# Data excerpts
═══

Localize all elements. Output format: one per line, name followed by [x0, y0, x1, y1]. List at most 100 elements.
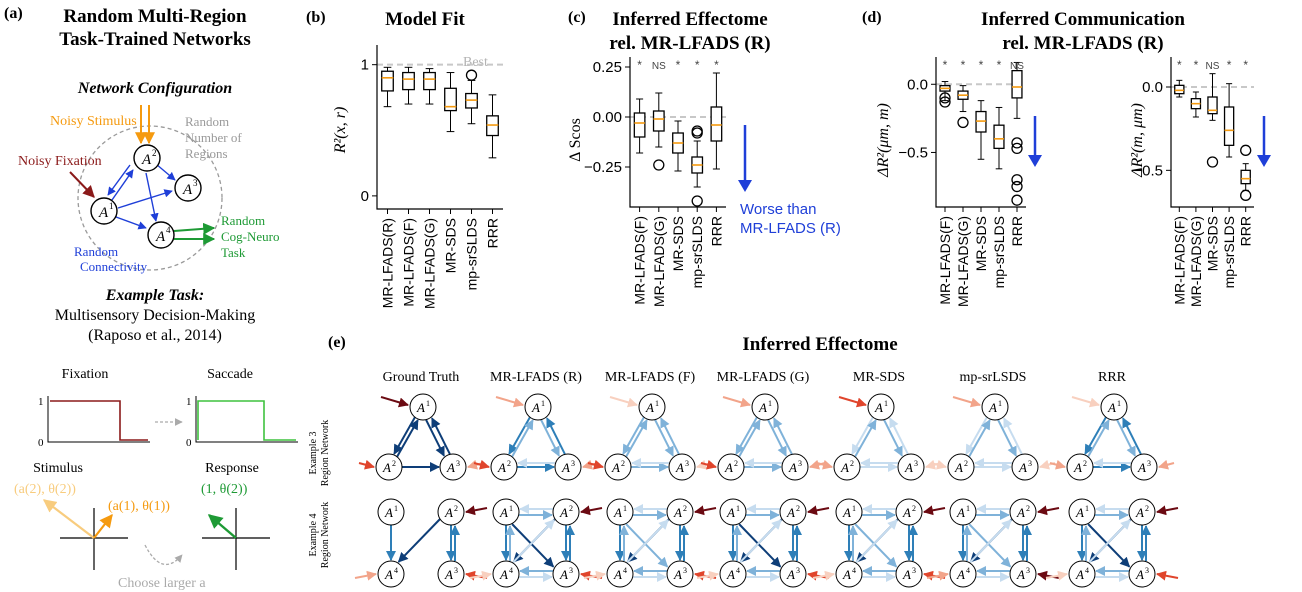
region-node	[779, 560, 807, 588]
flier	[691, 127, 703, 139]
region-node	[717, 453, 745, 481]
connection-arrow	[396, 419, 419, 458]
region-node-sup: 1	[884, 399, 888, 408]
region-node-letter: A	[675, 460, 684, 475]
noisy-fixation-label: Noisy Fixation	[18, 154, 102, 169]
input-arrow	[580, 505, 603, 516]
region-node-sup: 1	[768, 399, 772, 408]
task-label-3: Task	[221, 245, 246, 260]
input-arrow	[1071, 396, 1100, 408]
region-node-letter: A	[499, 567, 508, 582]
connection-arrow	[969, 519, 1012, 564]
region-node-sup: 1	[509, 504, 513, 513]
region-node-letter: A	[1107, 400, 1116, 415]
panel-a-title-line2: Task-Trained Networks	[59, 29, 251, 50]
row-label-2-line1: Example 4	[308, 513, 319, 556]
region-node	[437, 498, 465, 526]
node-a3: A 3	[174, 174, 202, 202]
y-tick-label: −0.25	[584, 159, 622, 176]
input-arrow	[807, 505, 830, 516]
panel-a-title: Random Multi-Region Task-Trained Network…	[40, 5, 270, 51]
region-node	[719, 560, 747, 588]
node-a2-letter: A	[141, 152, 152, 168]
significance-label: *	[1243, 58, 1248, 72]
panel-c-title-line2: rel. MR-LFADS (R)	[609, 33, 770, 54]
significance-label: *	[961, 58, 966, 72]
region-node-letter: A	[902, 505, 911, 520]
connection-arrow	[1087, 523, 1131, 568]
input-arrow	[1049, 459, 1066, 470]
node-a4-letter: A	[155, 229, 166, 245]
region-node-sup: 3	[569, 566, 573, 575]
connection-arrow	[511, 523, 555, 568]
box-iqr	[423, 71, 436, 91]
worse-line1: Worse than	[740, 201, 816, 218]
x-tick-label: mp-srSLDS	[689, 216, 705, 288]
panel-e-label: (e)	[328, 334, 346, 351]
connection-arrow	[1088, 519, 1131, 564]
y-tick-label: 0.0	[1142, 79, 1163, 96]
fixation-label: Fixation	[62, 367, 109, 382]
region-node-sup: 2	[507, 459, 511, 468]
box-iqr	[402, 71, 415, 91]
spacer	[355, 508, 376, 512]
flier	[691, 195, 703, 207]
column-title: RRR	[1098, 370, 1127, 385]
flier	[1011, 142, 1023, 155]
conn-a1-a3	[117, 189, 173, 209]
example-task-title: Example Task:	[105, 287, 205, 304]
y-tick-label: 0.25	[593, 59, 622, 76]
region-node	[666, 560, 694, 588]
task-label-1: Random	[221, 213, 265, 228]
connection-arrow	[854, 523, 898, 568]
connection-arrow	[397, 518, 441, 563]
input-arrow	[358, 459, 375, 470]
region-node	[751, 393, 779, 421]
axes-frame	[629, 57, 726, 208]
region-node-sup: 1	[426, 399, 430, 408]
panel-d-left-ylabel: ΔR²(μm, m)	[875, 103, 892, 178]
region-node	[1068, 498, 1096, 526]
input-arrow	[722, 396, 751, 408]
region-node-sup: 2	[1026, 504, 1030, 513]
region-node	[833, 453, 861, 481]
connection-arrow	[1116, 419, 1136, 457]
axes-frame	[935, 57, 1026, 208]
significance-label: NS	[1010, 61, 1024, 72]
panel-a-label: (a)	[4, 5, 23, 22]
conn-a2-a4	[145, 172, 159, 222]
region-node-sup: 1	[1085, 504, 1089, 513]
graph-4-region: A 1 A 2A 3A 4	[1045, 498, 1179, 588]
row-label-2-line2: Region Network	[320, 502, 331, 568]
input-arrow	[609, 396, 638, 408]
region-node-letter: A	[1073, 460, 1082, 475]
region-node-letter: A	[840, 460, 849, 475]
connection-arrow	[738, 523, 782, 568]
region-node-sup: 4	[852, 566, 856, 575]
box-iqr	[1223, 106, 1235, 146]
region-node	[897, 453, 925, 481]
region-node-letter: A	[613, 505, 622, 520]
saccade-tick-1: 1	[186, 396, 192, 408]
significance-label: *	[943, 58, 948, 72]
node-a2-sup: 2	[152, 148, 157, 158]
connection-arrow	[625, 523, 669, 568]
input-arrow	[694, 505, 717, 516]
connection-arrow	[968, 419, 991, 458]
x-tick-label: MR-SDS	[443, 218, 459, 273]
region-node	[779, 498, 807, 526]
graph-3-region: A 1A 2 A 3	[587, 393, 713, 481]
axes-frame	[376, 45, 503, 210]
random-connectivity-label-1: Random	[74, 244, 118, 259]
flier	[1240, 144, 1252, 156]
random-regions-label-3: Regions	[185, 146, 228, 161]
x-tick-label: MR-SDS	[1205, 216, 1221, 271]
panel-b-best-label: Best	[463, 55, 488, 70]
input-arrow	[1037, 570, 1060, 581]
graph-3-region: A 1A 2 A 3	[700, 393, 826, 481]
region-node-letter: A	[673, 567, 682, 582]
region-node-letter: A	[842, 567, 851, 582]
axes-frame	[1170, 57, 1254, 208]
significance-label: *	[1194, 58, 1199, 72]
input-arrow	[1156, 505, 1179, 516]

═══

# Short task
Gather every line of the listing above that contains the string "axes", where case counts.

# Full response
axes-frame	[629, 57, 726, 208]
axes-frame	[935, 57, 1026, 208]
axes-frame	[376, 45, 503, 210]
axes-frame	[1170, 57, 1254, 208]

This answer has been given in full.